Begin Input
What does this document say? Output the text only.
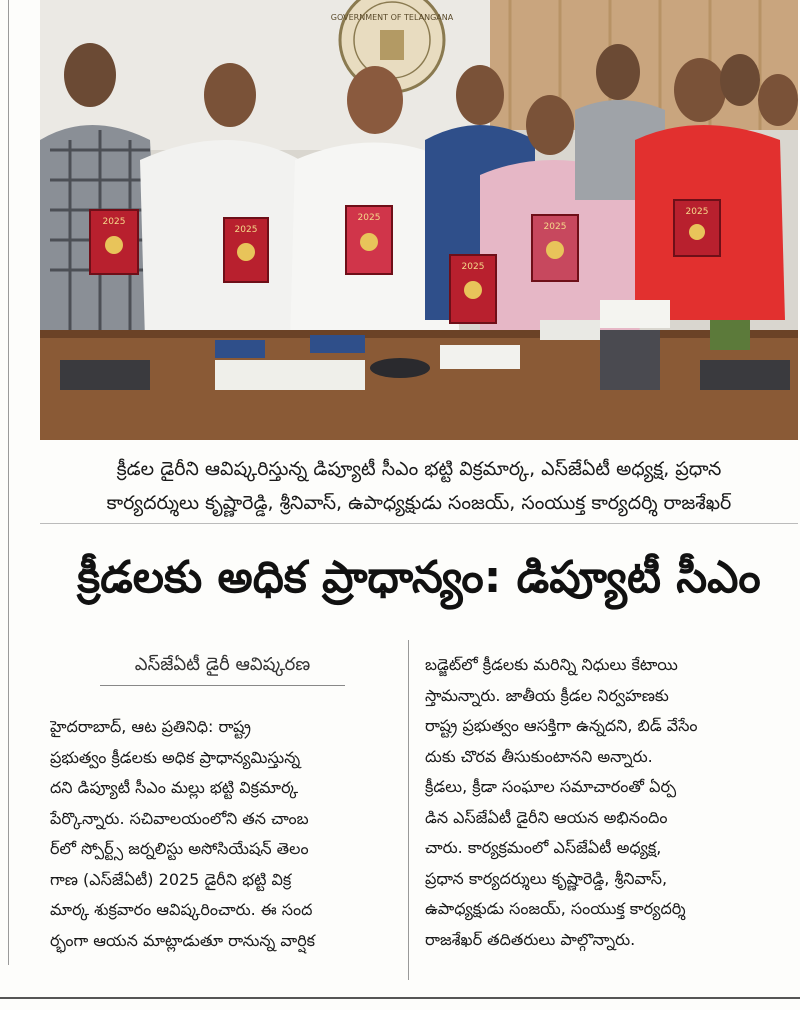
GOVERNMENT OF TELANGANA
2025
2025
2025
2025
2025
2025
క్రీడల డైరీని ఆవిష్కరిస్తున్న డిప్యూటీ సీఎం భట్టి విక్రమార్క, ఎస్‌జేఏటీ అధ్యక్ష, ప్రధాన
కార్యదర్శులు కృష్ణారెడ్డి, శ్రీనివాస్, ఉపాధ్యక్షుడు సంజయ్, సంయుక్త కార్యదర్శి రాజశేఖర్
క్రీడలకు అధిక ప్రాధాన్యం: డిప్యూటీ సీఎం
ఎస్‌జేఏటీ డైరీ ఆవిష్కరణ
హైదరాబాద్, ఆట ప్రతినిధి: రాష్ట్ర
ప్రభుత్వం క్రీడలకు అధిక ప్రాధాన్యమిస్తున్న
దని డిప్యూటీ సీఎం మల్లు భట్టి విక్రమార్క
పేర్కొన్నారు. సచివాలయంలోని తన చాంబ
ర్‌లో స్పోర్ట్స్ జర్నలిస్టు అసోసియేషన్ తెలం
గాణ (ఎస్‌జేఏటీ) 2025 డైరీని భట్టి విక్ర
మార్క శుక్రవారం ఆవిష్కరించారు. ఈ సంద
ర్భంగా ఆయన మాట్లాడుతూ రానున్న వార్షిక
బడ్జెట్‌లో క్రీడలకు మరిన్ని నిధులు కేటాయి
స్తామన్నారు. జాతీయ క్రీడల నిర్వహణకు
రాష్ట్ర ప్రభుత్వం ఆసక్తిగా ఉన్నదని, బిడ్ వేసేం
దుకు చొరవ తీసుకుంటానని అన్నారు.
క్రీడలు, క్రీడా సంఘాల సమాచారంతో ఏర్ప
డిన ఎస్‌జేఏటీ డైరీని ఆయన అభినందిం
చారు. కార్యక్రమంలో ఎస్‌జేఏటీ అధ్యక్ష,
ప్రధాన కార్యదర్శులు కృష్ణారెడ్డి, శ్రీనివాస్,
ఉపాధ్యక్షుడు సంజయ్, సంయుక్త కార్యదర్శి
రాజశేఖర్ తదితరులు పాల్గొన్నారు.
End Input
■ Requirement
Reproduce the data above in full, exactly as it is, with the pictures left out.

■ Written reply
What does this document say? Output the text only.
GOVERNMENT OF TELANGANA
2025
2025
2025
2025
2025
2025
క్రీడల డైరీని ఆవిష్కరిస్తున్న డిప్యూటీ సీఎం భట్టి విక్రమార్క, ఎస్‌జేఏటీ అధ్యక్ష, ప్రధాన
కార్యదర్శులు కృష్ణారెడ్డి, శ్రీనివాస్, ఉపాధ్యక్షుడు సంజయ్, సంయుక్త కార్యదర్శి రాజశేఖర్
క్రీడలకు అధిక ప్రాధాన్యం: డిప్యూటీ సీఎం
ఎస్‌జేఏటీ డైరీ ఆవిష్కరణ
హైదరాబాద్, ఆట ప్రతినిధి: రాష్ట్ర
ప్రభుత్వం క్రీడలకు అధిక ప్రాధాన్యమిస్తున్న
దని డిప్యూటీ సీఎం మల్లు భట్టి విక్రమార్క
పేర్కొన్నారు. సచివాలయంలోని తన చాంబ
ర్‌లో స్పోర్ట్స్ జర్నలిస్టు అసోసియేషన్ తెలం
గాణ (ఎస్‌జేఏటీ) 2025 డైరీని భట్టి విక్ర
మార్క శుక్రవారం ఆవిష్కరించారు. ఈ సంద
ర్భంగా ఆయన మాట్లాడుతూ రానున్న వార్షిక
బడ్జెట్‌లో క్రీడలకు మరిన్ని నిధులు కేటాయి
స్తామన్నారు. జాతీయ క్రీడల నిర్వహణకు
రాష్ట్ర ప్రభుత్వం ఆసక్తిగా ఉన్నదని, బిడ్ వేసేం
దుకు చొరవ తీసుకుంటానని అన్నారు.
క్రీడలు, క్రీడా సంఘాల సమాచారంతో ఏర్ప
డిన ఎస్‌జేఏటీ డైరీని ఆయన అభినందిం
చారు. కార్యక్రమంలో ఎస్‌జేఏటీ అధ్యక్ష,
ప్రధాన కార్యదర్శులు కృష్ణారెడ్డి, శ్రీనివాస్,
ఉపాధ్యక్షుడు సంజయ్, సంయుక్త కార్యదర్శి
రాజశేఖర్ తదితరులు పాల్గొన్నారు.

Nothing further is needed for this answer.